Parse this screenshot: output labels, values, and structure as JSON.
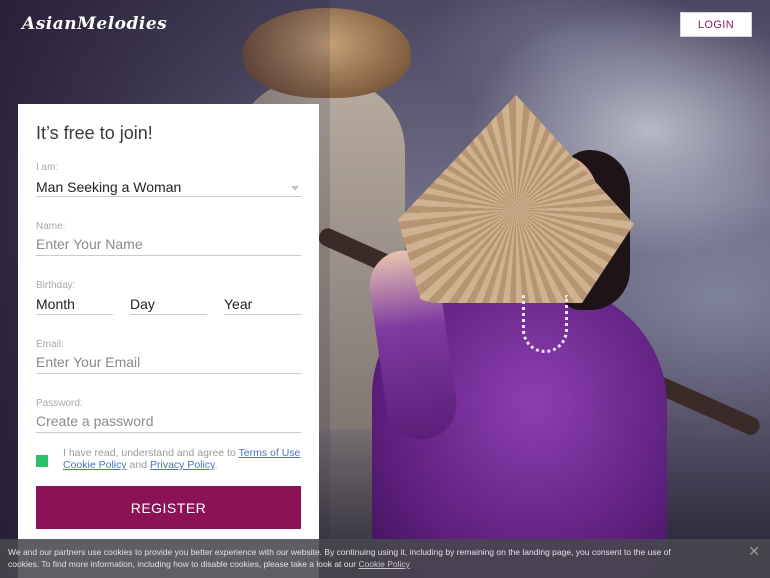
{
  "brand": {
    "logo_text": "AsianMelodies"
  },
  "header": {
    "login_label": "LOGIN"
  },
  "signup": {
    "title": "It’s free to join!",
    "i_am": {
      "label": "I am:",
      "value": "Man Seeking a Woman"
    },
    "name": {
      "label": "Name:",
      "placeholder": "Enter Your Name"
    },
    "birthday": {
      "label": "Birthday:",
      "month": "Month",
      "day": "Day",
      "year": "Year"
    },
    "email": {
      "label": "Email:",
      "placeholder": "Enter Your Email"
    },
    "password": {
      "label": "Password:",
      "placeholder": "Create a password"
    },
    "terms": {
      "prefix": "I have read, understand and agree to ",
      "terms_link": "Terms of Use",
      "cookie_link": "Cookie Policy",
      "and": " and ",
      "privacy_link": "Privacy Policy",
      "suffix": ".",
      "checked": true
    },
    "register_label": "REGISTER"
  },
  "cookie_notice": {
    "text": "We and our partners use cookies to provide you better experience with our website. By continuing using it, including by remaining on the landing page, you consent to the use of cookies. To find more information, including how to disable cookies, please take a look at our ",
    "link": "Cookie Policy",
    "close_glyph": "✕"
  },
  "colors": {
    "accent": "#8c1256",
    "login_text": "#8f1b5d",
    "checkbox": "#2ebd6b",
    "link": "#4a73c4"
  }
}
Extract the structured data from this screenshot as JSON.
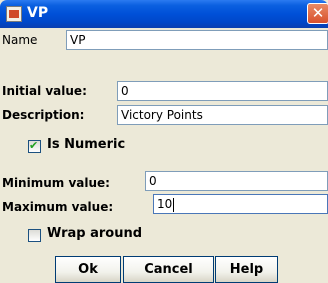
{
  "dialog": {
    "title": "VP",
    "close_glyph": "✕"
  },
  "form": {
    "name_label": "Name",
    "name_value": "VP",
    "initial_label": "Initial value:",
    "initial_value": "0",
    "description_label": "Description:",
    "description_value": "Victory Points",
    "numeric_label": "Is Numeric",
    "numeric_checked": true,
    "check_glyph": "✔",
    "min_label": "Minimum value:",
    "min_value": "0",
    "max_label": "Maximum value:",
    "max_value": "10",
    "wrap_label": "Wrap around",
    "wrap_checked": false
  },
  "buttons": {
    "ok": "Ok",
    "cancel": "Cancel",
    "help": "Help"
  }
}
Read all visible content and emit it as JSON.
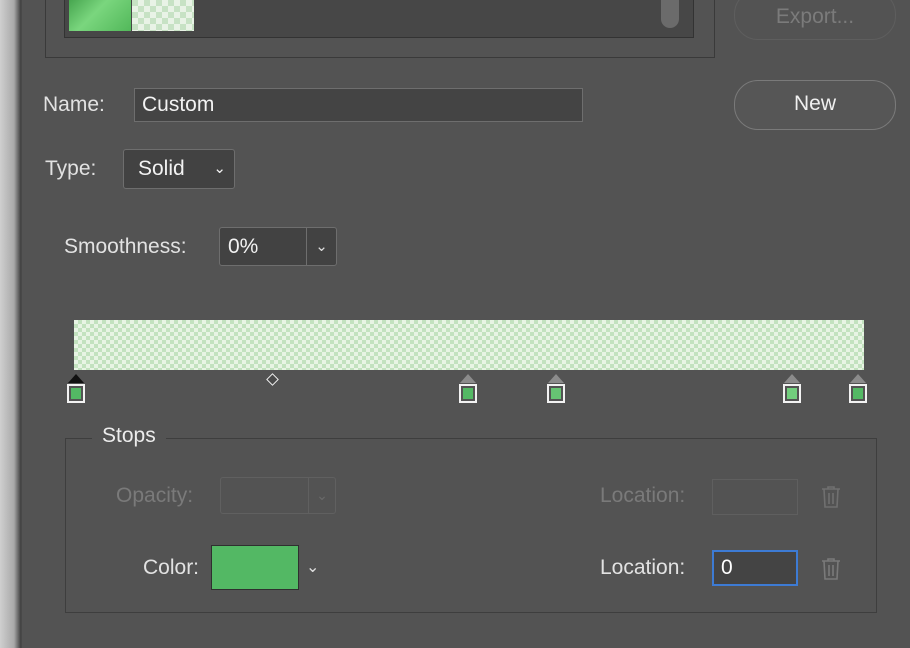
{
  "presets": {
    "swatches": [
      {
        "name": "green-gradient",
        "color": "#52b85a"
      },
      {
        "name": "transparent-green-checker",
        "color": "#e9f3e6"
      }
    ],
    "export_label": "Export..."
  },
  "new_button_label": "New",
  "name": {
    "label": "Name:",
    "value": "Custom"
  },
  "type": {
    "label": "Type:",
    "value": "Solid"
  },
  "smoothness": {
    "label": "Smoothness:",
    "value": "0%"
  },
  "gradient": {
    "color_stops": [
      {
        "location": 0,
        "color": "#53b864",
        "selected": true
      },
      {
        "location": 50,
        "color": "#53b864"
      },
      {
        "location": 61,
        "color": "#66c473"
      },
      {
        "location": 91,
        "color": "#72ce7d"
      },
      {
        "location": 100,
        "color": "#53b864"
      }
    ],
    "midpoint_location": 25
  },
  "stops": {
    "legend": "Stops",
    "opacity_label": "Opacity:",
    "opacity_value": "",
    "opacity_location_label": "Location:",
    "opacity_location_value": "",
    "color_label": "Color:",
    "color_value": "#53b864",
    "color_location_label": "Location:",
    "color_location_value": "0"
  }
}
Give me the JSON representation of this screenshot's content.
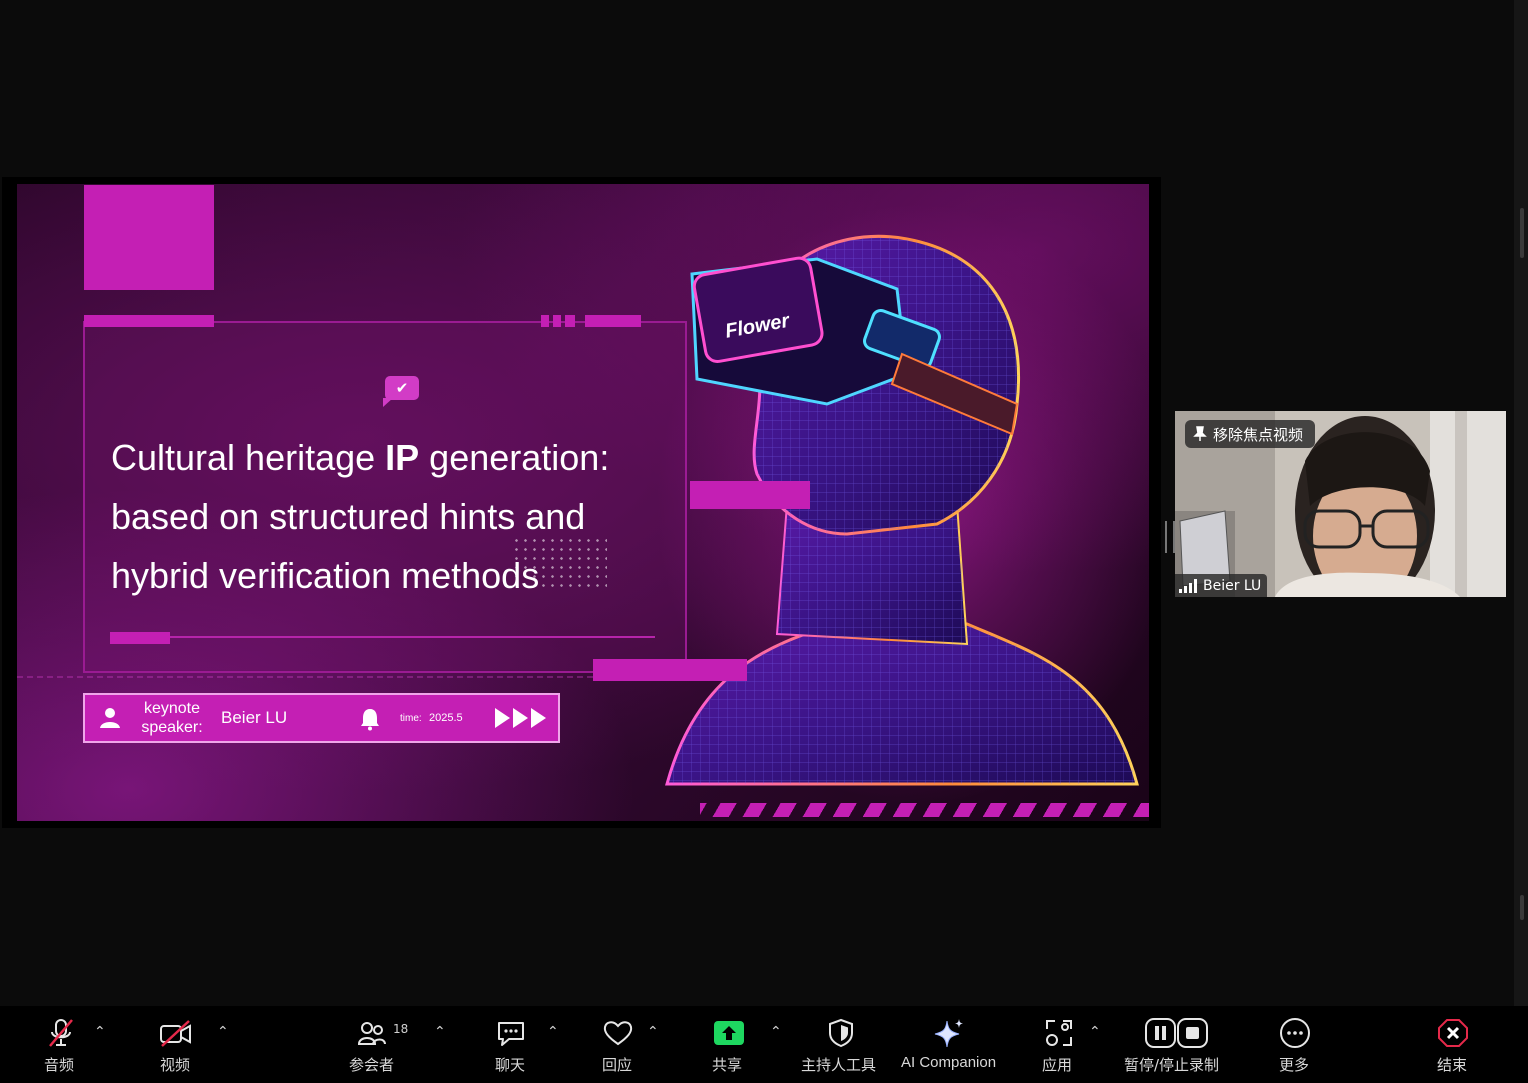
{
  "slide": {
    "title_part1": "Cultural heritage ",
    "title_bold": "IP",
    "title_part2": " generation:",
    "title_line2": "based on structured hints and",
    "title_line3": "hybrid verification methods",
    "headset_label": "Flower",
    "speaker_label": "keynote speaker:",
    "speaker_name": "Beier LU",
    "time_label": "time:",
    "time_value": "2025.5",
    "accent_color": "#c41fb4"
  },
  "participant": {
    "pin_label": "移除焦点视频",
    "name": "Beier LU"
  },
  "toolbar": {
    "audio": "音频",
    "video": "视频",
    "participants": "参会者",
    "participants_count": "18",
    "chat": "聊天",
    "reactions": "回应",
    "share": "共享",
    "host_tools": "主持人工具",
    "ai_companion": "AI Companion",
    "apps": "应用",
    "record": "暂停/停止录制",
    "more": "更多",
    "end": "结束",
    "share_color": "#1ed760",
    "end_color": "#e5294a"
  }
}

**Goal**
Except for the pictures, reproduce every line exactly.

**Solution for this exercise**
Parse this screenshot: output labels, values, and structure as JSON.
{
  "brand": {
    "logo_text": "AsianMelodies"
  },
  "header": {
    "login_label": "LOGIN"
  },
  "signup": {
    "title": "It’s free to join!",
    "i_am": {
      "label": "I am:",
      "value": "Man Seeking a Woman"
    },
    "name": {
      "label": "Name:",
      "placeholder": "Enter Your Name"
    },
    "birthday": {
      "label": "Birthday:",
      "month": "Month",
      "day": "Day",
      "year": "Year"
    },
    "email": {
      "label": "Email:",
      "placeholder": "Enter Your Email"
    },
    "password": {
      "label": "Password:",
      "placeholder": "Create a password"
    },
    "terms": {
      "prefix": "I have read, understand and agree to ",
      "terms_link": "Terms of Use",
      "cookie_link": "Cookie Policy",
      "and": " and ",
      "privacy_link": "Privacy Policy",
      "suffix": ".",
      "checked": true
    },
    "register_label": "REGISTER"
  },
  "cookie_notice": {
    "text": "We and our partners use cookies to provide you better experience with our website. By continuing using it, including by remaining on the landing page, you consent to the use of cookies. To find more information, including how to disable cookies, please take a look at our ",
    "link": "Cookie Policy",
    "close_glyph": "✕"
  },
  "colors": {
    "accent": "#8c1256",
    "login_text": "#8f1b5d",
    "checkbox": "#2ebd6b",
    "link": "#4a73c4"
  }
}
Extract the structured data from this screenshot as JSON.
{
  "dialog": {
    "title": "VP",
    "close_glyph": "✕"
  },
  "form": {
    "name_label": "Name",
    "name_value": "VP",
    "initial_label": "Initial value:",
    "initial_value": "0",
    "description_label": "Description:",
    "description_value": "Victory Points",
    "numeric_label": "Is Numeric",
    "numeric_checked": true,
    "check_glyph": "✔",
    "min_label": "Minimum value:",
    "min_value": "0",
    "max_label": "Maximum value:",
    "max_value": "10",
    "wrap_label": "Wrap around",
    "wrap_checked": false
  },
  "buttons": {
    "ok": "Ok",
    "cancel": "Cancel",
    "help": "Help"
  }
}
Read all visible content and emit it as JSON.
{
  "presets": {
    "swatches": [
      {
        "name": "green-gradient",
        "color": "#52b85a"
      },
      {
        "name": "transparent-green-checker",
        "color": "#e9f3e6"
      }
    ],
    "export_label": "Export..."
  },
  "new_button_label": "New",
  "name": {
    "label": "Name:",
    "value": "Custom"
  },
  "type": {
    "label": "Type:",
    "value": "Solid"
  },
  "smoothness": {
    "label": "Smoothness:",
    "value": "0%"
  },
  "gradient": {
    "color_stops": [
      {
        "location": 0,
        "color": "#53b864",
        "selected": true
      },
      {
        "location": 50,
        "color": "#53b864"
      },
      {
        "location": 61,
        "color": "#66c473"
      },
      {
        "location": 91,
        "color": "#72ce7d"
      },
      {
        "location": 100,
        "color": "#53b864"
      }
    ],
    "midpoint_location": 25
  },
  "stops": {
    "legend": "Stops",
    "opacity_label": "Opacity:",
    "opacity_value": "",
    "opacity_location_label": "Location:",
    "opacity_location_value": "",
    "color_label": "Color:",
    "color_value": "#53b864",
    "color_location_label": "Location:",
    "color_location_value": "0"
  }
}
Give me the JSON representation of this screenshot's content.
{
  "slide": {
    "title_part1": "Cultural heritage ",
    "title_bold": "IP",
    "title_part2": " generation:",
    "title_line2": "based on structured hints and",
    "title_line3": "hybrid verification methods",
    "headset_label": "Flower",
    "speaker_label": "keynote speaker:",
    "speaker_name": "Beier LU",
    "time_label": "time:",
    "time_value": "2025.5",
    "accent_color": "#c41fb4"
  },
  "participant": {
    "pin_label": "移除焦点视频",
    "name": "Beier LU"
  },
  "toolbar": {
    "audio": "音频",
    "video": "视频",
    "participants": "参会者",
    "participants_count": "18",
    "chat": "聊天",
    "reactions": "回应",
    "share": "共享",
    "host_tools": "主持人工具",
    "ai_companion": "AI Companion",
    "apps": "应用",
    "record": "暂停/停止录制",
    "more": "更多",
    "end": "结束",
    "share_color": "#1ed760",
    "end_color": "#e5294a"
  }
}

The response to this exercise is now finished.